TASK TO COMPLETE →
The records below must be written out exactly, with every picture left behind.

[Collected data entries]

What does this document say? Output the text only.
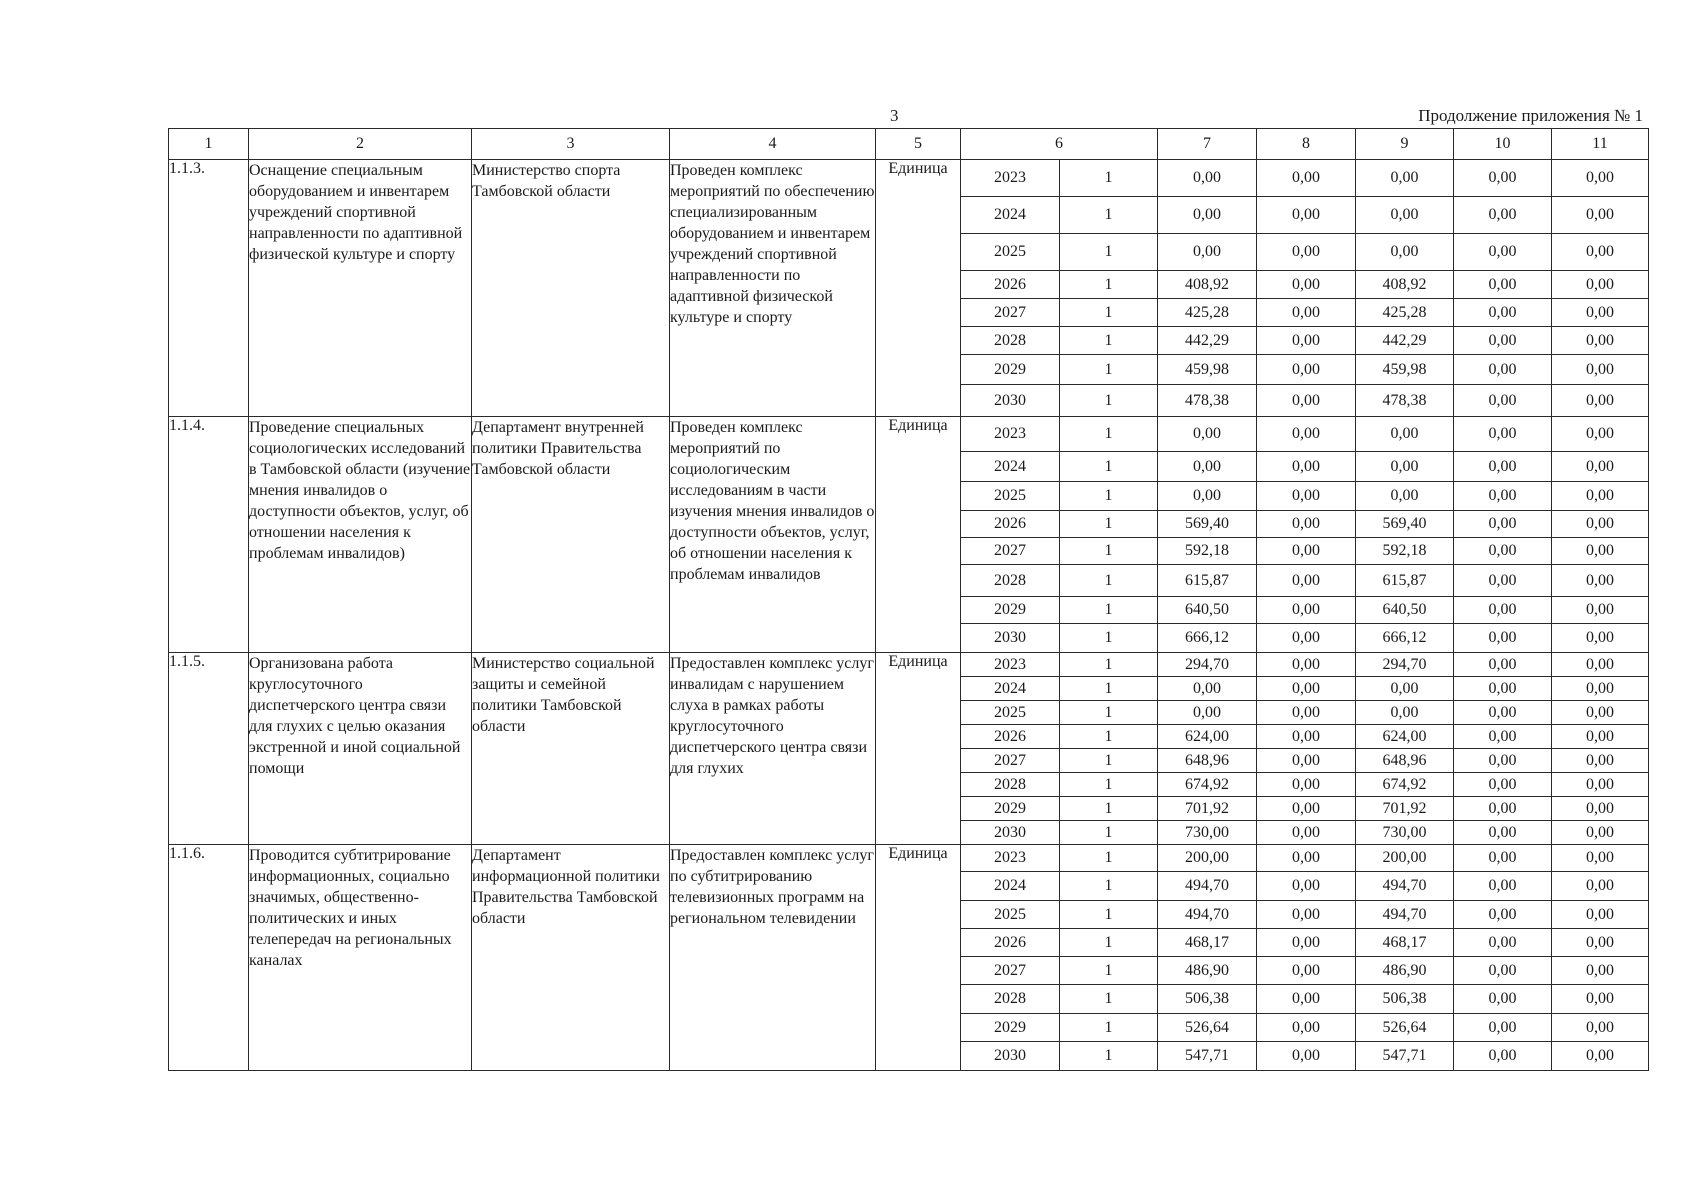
3	Продолжение приложения № 1
1	2	3	4	5	6		7	8	9	10	11
1.1.3.	Оснащение специальным оборудованием и инвентарем учреждений спортивной направленности по адаптивной физической культуре и спорту	Министерство спорта Тамбовской области	Проведен комплекс мероприятий по обеспечению специализированным оборудованием и инвентарем учреждений спортивной направленности по адаптивной физической культуре и спорту	Единица	2023	1	0,00	0,00	0,00	0,00	0,00
					2024	1	0,00	0,00	0,00	0,00	0,00
					2025	1	0,00	0,00	0,00	0,00	0,00
					2026	1	408,92	0,00	408,92	0,00	0,00
					2027	1	425,28	0,00	425,28	0,00	0,00
					2028	1	442,29	0,00	442,29	0,00	0,00
					2029	1	459,98	0,00	459,98	0,00	0,00
					2030	1	478,38	0,00	478,38	0,00	0,00
1.1.4.	Проведение специальных социологических исследований в Тамбовской области (изучение мнения инвалидов о доступности объектов, услуг, об отношении населения к проблемам инвалидов)	Департамент внутренней политики Правительства Тамбовской области	Проведен комплекс мероприятий по социологическим исследованиям в части изучения мнения инвалидов о доступности объектов, услуг, об отношении населения к проблемам инвалидов	Единица	2023	1	0,00	0,00	0,00	0,00	0,00
					2024	1	0,00	0,00	0,00	0,00	0,00
					2025	1	0,00	0,00	0,00	0,00	0,00
					2026	1	569,40	0,00	569,40	0,00	0,00
					2027	1	592,18	0,00	592,18	0,00	0,00
					2028	1	615,87	0,00	615,87	0,00	0,00
					2029	1	640,50	0,00	640,50	0,00	0,00
					2030	1	666,12	0,00	666,12	0,00	0,00
1.1.5.	Организована работа круглосуточного диспетчерского центра связи для глухих с целью оказания экстренной и иной социальной помощи	Министерство социальной защиты и семейной политики Тамбовской области	Предоставлен комплекс услуг инвалидам с нарушением слуха в рамках работы круглосуточного диспетчерского центра связи для глухих	Единица	2023	1	294,70	0,00	294,70	0,00	0,00
					2024	1	0,00	0,00	0,00	0,00	0,00
					2025	1	0,00	0,00	0,00	0,00	0,00
					2026	1	624,00	0,00	624,00	0,00	0,00
					2027	1	648,96	0,00	648,96	0,00	0,00
					2028	1	674,92	0,00	674,92	0,00	0,00
					2029	1	701,92	0,00	701,92	0,00	0,00
					2030	1	730,00	0,00	730,00	0,00	0,00
1.1.6.	Проводится субтитрирование информационных, социально значимых, общественно-политических и иных телепередач на региональных каналах	Департамент информационной политики Правительства Тамбовской области	Предоставлен комплекс услуг по субтитрированию телевизионных программ на региональном телевидении	Единица	2023	1	200,00	0,00	200,00	0,00	0,00
					2024	1	494,70	0,00	494,70	0,00	0,00
					2025	1	494,70	0,00	494,70	0,00	0,00
					2026	1	468,17	0,00	468,17	0,00	0,00
					2027	1	486,90	0,00	486,90	0,00	0,00
					2028	1	506,38	0,00	506,38	0,00	0,00
					2029	1	526,64	0,00	526,64	0,00	0,00
					2030	1	547,71	0,00	547,71	0,00	0,00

EXERCISE RESULT →
What does this document say? Output the text only.
3	Продолжение приложения № 1
1	2	3	4	5	6		7	8	9	10	11
1.1.3.	Оснащение специальным оборудованием и инвентарем учреждений спортивной направленности по адаптивной физической культуре и спорту	Министерство спорта Тамбовской области	Проведен комплекс мероприятий по обеспечению специализированным оборудованием и инвентарем учреждений спортивной направленности по адаптивной физической культуре и спорту	Единица	2023	1	0,00	0,00	0,00	0,00	0,00
					2024	1	0,00	0,00	0,00	0,00	0,00
					2025	1	0,00	0,00	0,00	0,00	0,00
					2026	1	408,92	0,00	408,92	0,00	0,00
					2027	1	425,28	0,00	425,28	0,00	0,00
					2028	1	442,29	0,00	442,29	0,00	0,00
					2029	1	459,98	0,00	459,98	0,00	0,00
					2030	1	478,38	0,00	478,38	0,00	0,00
1.1.4.	Проведение специальных социологических исследований в Тамбовской области (изучение мнения инвалидов о доступности объектов, услуг, об отношении населения к проблемам инвалидов)	Департамент внутренней политики Правительства Тамбовской области	Проведен комплекс мероприятий по социологическим исследованиям в части изучения мнения инвалидов о доступности объектов, услуг, об отношении населения к проблемам инвалидов	Единица	2023	1	0,00	0,00	0,00	0,00	0,00
					2024	1	0,00	0,00	0,00	0,00	0,00
					2025	1	0,00	0,00	0,00	0,00	0,00
					2026	1	569,40	0,00	569,40	0,00	0,00
					2027	1	592,18	0,00	592,18	0,00	0,00
					2028	1	615,87	0,00	615,87	0,00	0,00
					2029	1	640,50	0,00	640,50	0,00	0,00
					2030	1	666,12	0,00	666,12	0,00	0,00
1.1.5.	Организована работа круглосуточного диспетчерского центра связи для глухих с целью оказания экстренной и иной социальной помощи	Министерство социальной защиты и семейной политики Тамбовской области	Предоставлен комплекс услуг инвалидам с нарушением слуха в рамках работы круглосуточного диспетчерского центра связи для глухих	Единица	2023	1	294,70	0,00	294,70	0,00	0,00
					2024	1	0,00	0,00	0,00	0,00	0,00
					2025	1	0,00	0,00	0,00	0,00	0,00
					2026	1	624,00	0,00	624,00	0,00	0,00
					2027	1	648,96	0,00	648,96	0,00	0,00
					2028	1	674,92	0,00	674,92	0,00	0,00
					2029	1	701,92	0,00	701,92	0,00	0,00
					2030	1	730,00	0,00	730,00	0,00	0,00
1.1.6.	Проводится субтитрирование информационных, социально значимых, общественно-политических и иных телепередач на региональных каналах	Департамент информационной политики Правительства Тамбовской области	Предоставлен комплекс услуг по субтитрированию телевизионных программ на региональном телевидении	Единица	2023	1	200,00	0,00	200,00	0,00	0,00
					2024	1	494,70	0,00	494,70	0,00	0,00
					2025	1	494,70	0,00	494,70	0,00	0,00
					2026	1	468,17	0,00	468,17	0,00	0,00
					2027	1	486,90	0,00	486,90	0,00	0,00
					2028	1	506,38	0,00	506,38	0,00	0,00
					2029	1	526,64	0,00	526,64	0,00	0,00
					2030	1	547,71	0,00	547,71	0,00	0,00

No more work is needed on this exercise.